══ DATASET EXCERPTS

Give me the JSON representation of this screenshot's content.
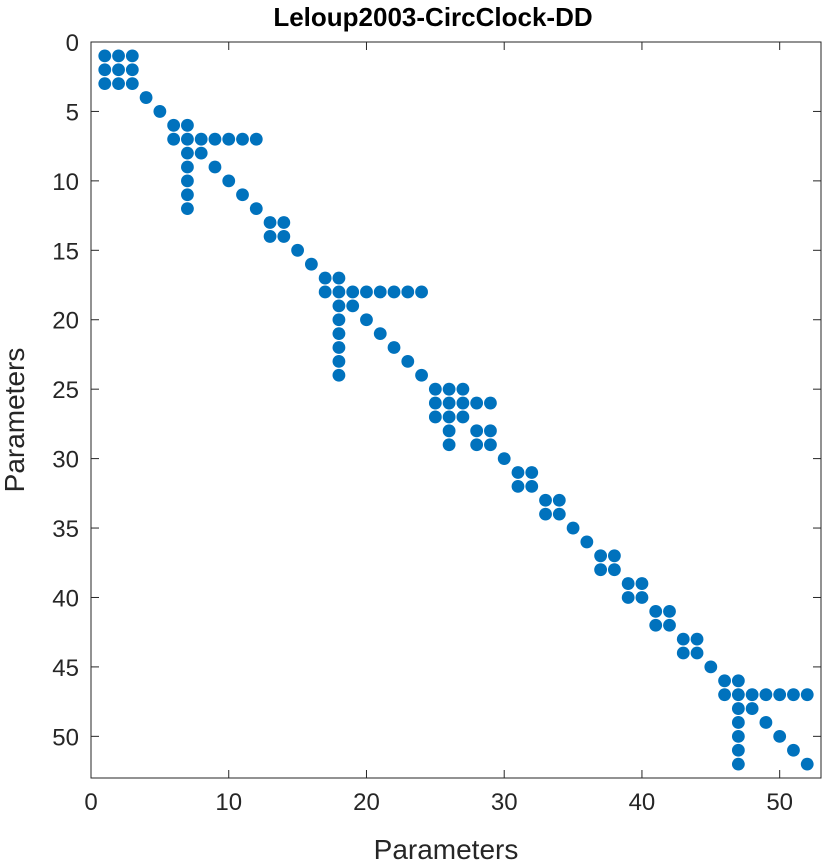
{
  "chart_data": {
    "type": "scatter",
    "title": "Leloup2003-CircClock-DD",
    "xlabel": "Parameters",
    "ylabel": "Parameters",
    "xlim": [
      0,
      53
    ],
    "ylim": [
      0,
      53
    ],
    "y_reversed": true,
    "grid": false,
    "marker_color": "#0072BD",
    "x_ticks": [
      0,
      10,
      20,
      30,
      40,
      50
    ],
    "y_ticks": [
      0,
      5,
      10,
      15,
      20,
      25,
      30,
      35,
      40,
      45,
      50
    ],
    "points": [
      [
        1,
        1
      ],
      [
        2,
        1
      ],
      [
        3,
        1
      ],
      [
        1,
        2
      ],
      [
        2,
        2
      ],
      [
        3,
        2
      ],
      [
        1,
        3
      ],
      [
        2,
        3
      ],
      [
        3,
        3
      ],
      [
        4,
        4
      ],
      [
        5,
        5
      ],
      [
        6,
        6
      ],
      [
        7,
        6
      ],
      [
        6,
        7
      ],
      [
        7,
        7
      ],
      [
        8,
        7
      ],
      [
        9,
        7
      ],
      [
        10,
        7
      ],
      [
        11,
        7
      ],
      [
        12,
        7
      ],
      [
        7,
        8
      ],
      [
        8,
        8
      ],
      [
        7,
        9
      ],
      [
        9,
        9
      ],
      [
        7,
        10
      ],
      [
        10,
        10
      ],
      [
        7,
        11
      ],
      [
        11,
        11
      ],
      [
        7,
        12
      ],
      [
        12,
        12
      ],
      [
        13,
        13
      ],
      [
        14,
        13
      ],
      [
        13,
        14
      ],
      [
        14,
        14
      ],
      [
        15,
        15
      ],
      [
        16,
        16
      ],
      [
        17,
        17
      ],
      [
        18,
        17
      ],
      [
        17,
        18
      ],
      [
        18,
        18
      ],
      [
        19,
        18
      ],
      [
        20,
        18
      ],
      [
        21,
        18
      ],
      [
        22,
        18
      ],
      [
        23,
        18
      ],
      [
        24,
        18
      ],
      [
        18,
        19
      ],
      [
        19,
        19
      ],
      [
        18,
        20
      ],
      [
        20,
        20
      ],
      [
        18,
        21
      ],
      [
        21,
        21
      ],
      [
        18,
        22
      ],
      [
        22,
        22
      ],
      [
        18,
        23
      ],
      [
        23,
        23
      ],
      [
        18,
        24
      ],
      [
        24,
        24
      ],
      [
        25,
        25
      ],
      [
        26,
        25
      ],
      [
        27,
        25
      ],
      [
        25,
        26
      ],
      [
        26,
        26
      ],
      [
        27,
        26
      ],
      [
        28,
        26
      ],
      [
        29,
        26
      ],
      [
        25,
        27
      ],
      [
        26,
        27
      ],
      [
        27,
        27
      ],
      [
        26,
        28
      ],
      [
        28,
        28
      ],
      [
        29,
        28
      ],
      [
        26,
        29
      ],
      [
        28,
        29
      ],
      [
        29,
        29
      ],
      [
        30,
        30
      ],
      [
        31,
        31
      ],
      [
        32,
        31
      ],
      [
        31,
        32
      ],
      [
        32,
        32
      ],
      [
        33,
        33
      ],
      [
        34,
        33
      ],
      [
        33,
        34
      ],
      [
        34,
        34
      ],
      [
        35,
        35
      ],
      [
        36,
        36
      ],
      [
        37,
        37
      ],
      [
        38,
        37
      ],
      [
        37,
        38
      ],
      [
        38,
        38
      ],
      [
        39,
        39
      ],
      [
        40,
        39
      ],
      [
        39,
        40
      ],
      [
        40,
        40
      ],
      [
        41,
        41
      ],
      [
        42,
        41
      ],
      [
        41,
        42
      ],
      [
        42,
        42
      ],
      [
        43,
        43
      ],
      [
        44,
        43
      ],
      [
        43,
        44
      ],
      [
        44,
        44
      ],
      [
        45,
        45
      ],
      [
        46,
        46
      ],
      [
        47,
        46
      ],
      [
        46,
        47
      ],
      [
        47,
        47
      ],
      [
        48,
        47
      ],
      [
        49,
        47
      ],
      [
        50,
        47
      ],
      [
        51,
        47
      ],
      [
        52,
        47
      ],
      [
        47,
        48
      ],
      [
        48,
        48
      ],
      [
        47,
        49
      ],
      [
        49,
        49
      ],
      [
        47,
        50
      ],
      [
        50,
        50
      ],
      [
        47,
        51
      ],
      [
        51,
        51
      ],
      [
        47,
        52
      ],
      [
        52,
        52
      ]
    ]
  }
}
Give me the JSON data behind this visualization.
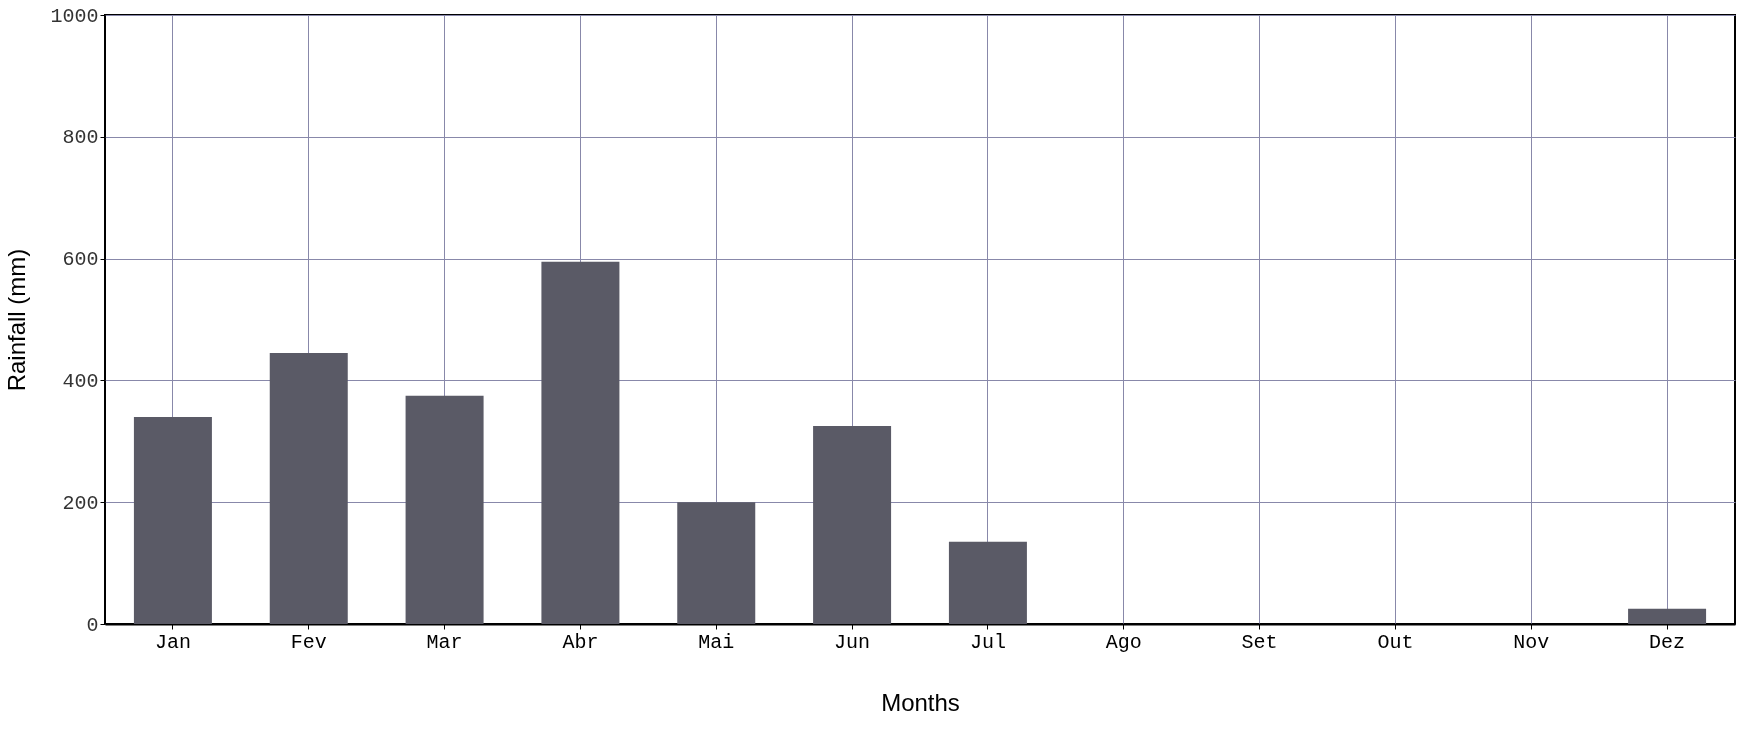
{
  "chart_data": {
    "type": "bar",
    "xlabel": "Months",
    "ylabel": "Rainfall (mm)",
    "categories": [
      "Jan",
      "Fev",
      "Mar",
      "Abr",
      "Mai",
      "Jun",
      "Jul",
      "Ago",
      "Set",
      "Out",
      "Nov",
      "Dez"
    ],
    "values": [
      340,
      445,
      375,
      595,
      200,
      325,
      135,
      0,
      0,
      0,
      0,
      25
    ],
    "color": "#5a5a66",
    "ylim": [
      0,
      1000
    ],
    "yticks": [
      0,
      200,
      400,
      600,
      800,
      1000
    ],
    "grid": true
  }
}
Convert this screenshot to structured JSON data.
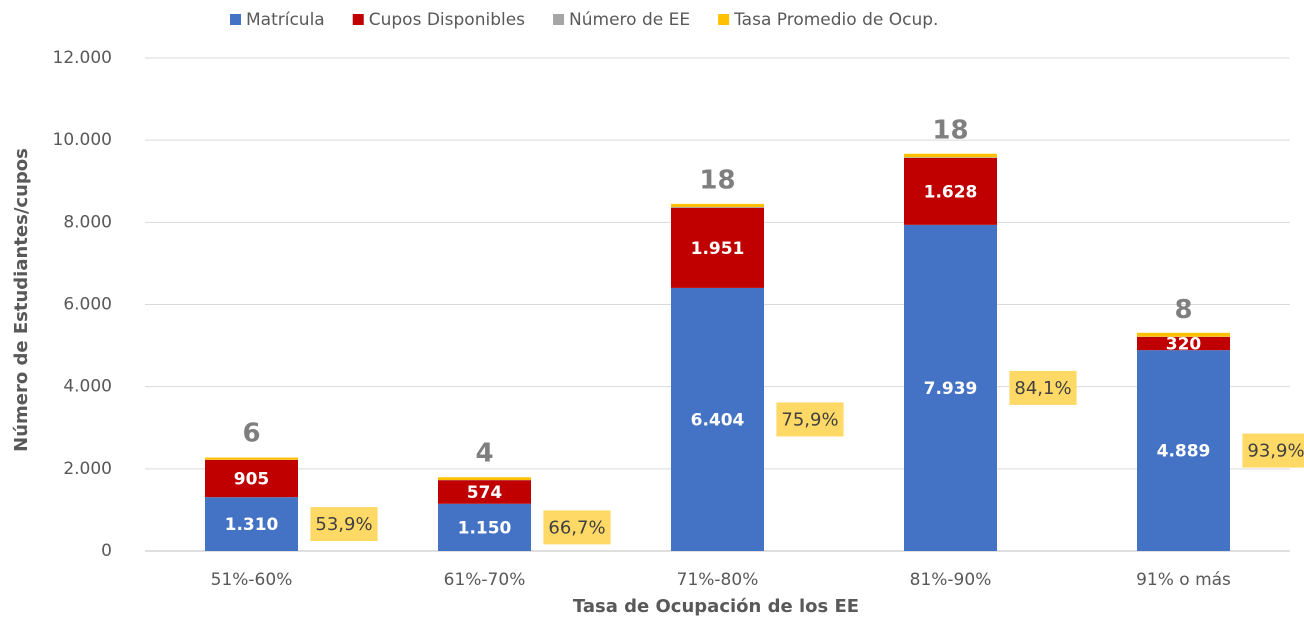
{
  "chart_data": {
    "type": "stacked_bar",
    "x_label": "Tasa de Ocupación de los EE",
    "y_label": "Número de Estudiantes/cupos",
    "categories": [
      "51%-60%",
      "61%-70%",
      "71%-80%",
      "81%-90%",
      "91% o más"
    ],
    "series": [
      {
        "name": "Matrícula",
        "color": "#4472c4",
        "values": [
          1310,
          1150,
          6404,
          7939,
          4889
        ],
        "value_labels": [
          "1.310",
          "1.150",
          "6.404",
          "7.939",
          "4.889"
        ]
      },
      {
        "name": "Cupos Disponibles",
        "color": "#c00000",
        "values": [
          905,
          574,
          1951,
          1628,
          320
        ],
        "value_labels": [
          "905",
          "574",
          "1.951",
          "1.628",
          "320"
        ]
      },
      {
        "name": "Número de EE",
        "color": "#a5a5a5",
        "values": [
          6,
          4,
          18,
          18,
          8
        ]
      },
      {
        "name": "Tasa Promedio de Ocup.",
        "color": "#ffc000",
        "values": [
          53.9,
          66.7,
          75.9,
          84.1,
          93.9
        ],
        "value_labels": [
          "53,9%",
          "66,7%",
          "75,9%",
          "84,1%",
          "93,9%"
        ]
      }
    ],
    "ylim": [
      0,
      12000
    ],
    "yticks": [
      0,
      {
        "value": 2000,
        "label": "2.000"
      },
      {
        "value": 4000,
        "label": "4.000"
      },
      {
        "value": 6000,
        "label": "6.000"
      },
      {
        "value": 8000,
        "label": "8.000"
      },
      {
        "value": 10000,
        "label": "10.000"
      },
      {
        "value": 12000,
        "label": "12.000"
      }
    ],
    "grid": true,
    "legend": "top"
  }
}
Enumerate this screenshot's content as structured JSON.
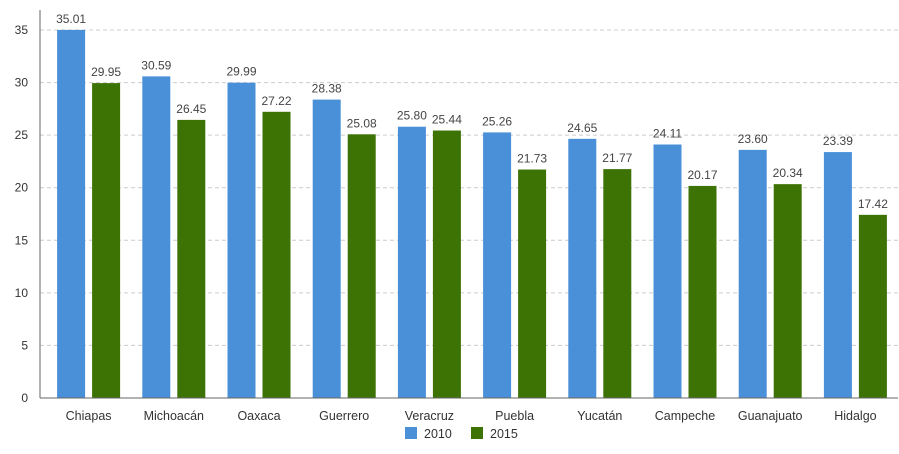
{
  "chart_data": {
    "type": "bar",
    "categories": [
      "Chiapas",
      "Michoacán",
      "Oaxaca",
      "Guerrero",
      "Veracruz",
      "Puebla",
      "Yucatán",
      "Campeche",
      "Guanajuato",
      "Hidalgo"
    ],
    "series": [
      {
        "name": "2010",
        "color": "#4a90d9",
        "values": [
          35.01,
          30.59,
          29.99,
          28.38,
          25.8,
          25.26,
          24.65,
          24.11,
          23.6,
          23.39
        ],
        "labels": [
          "35.01",
          "30.59",
          "29.99",
          "28.38",
          "25.80",
          "25.26",
          "24.65",
          "24.11",
          "23.60",
          "23.39"
        ]
      },
      {
        "name": "2015",
        "color": "#3d7205",
        "values": [
          29.95,
          26.45,
          27.22,
          25.08,
          25.44,
          21.73,
          21.77,
          20.17,
          20.34,
          17.42
        ],
        "labels": [
          "29.95",
          "26.45",
          "27.22",
          "25.08",
          "25.44",
          "21.73",
          "21.77",
          "20.17",
          "20.34",
          "17.42"
        ]
      }
    ],
    "yticks": [
      "0",
      "5",
      "10",
      "15",
      "20",
      "25",
      "30",
      "35"
    ],
    "ylim": [
      0,
      35
    ],
    "grid": true,
    "legend_position": "bottom-center"
  }
}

════

#### GIVEN PROBLEM
Out of the material above, select every line that holds the string "ylabel".

#### PROBLEM SOLUTION
    "ylabel": "Parameters",
    "ylabel": "Rainfall (mm)",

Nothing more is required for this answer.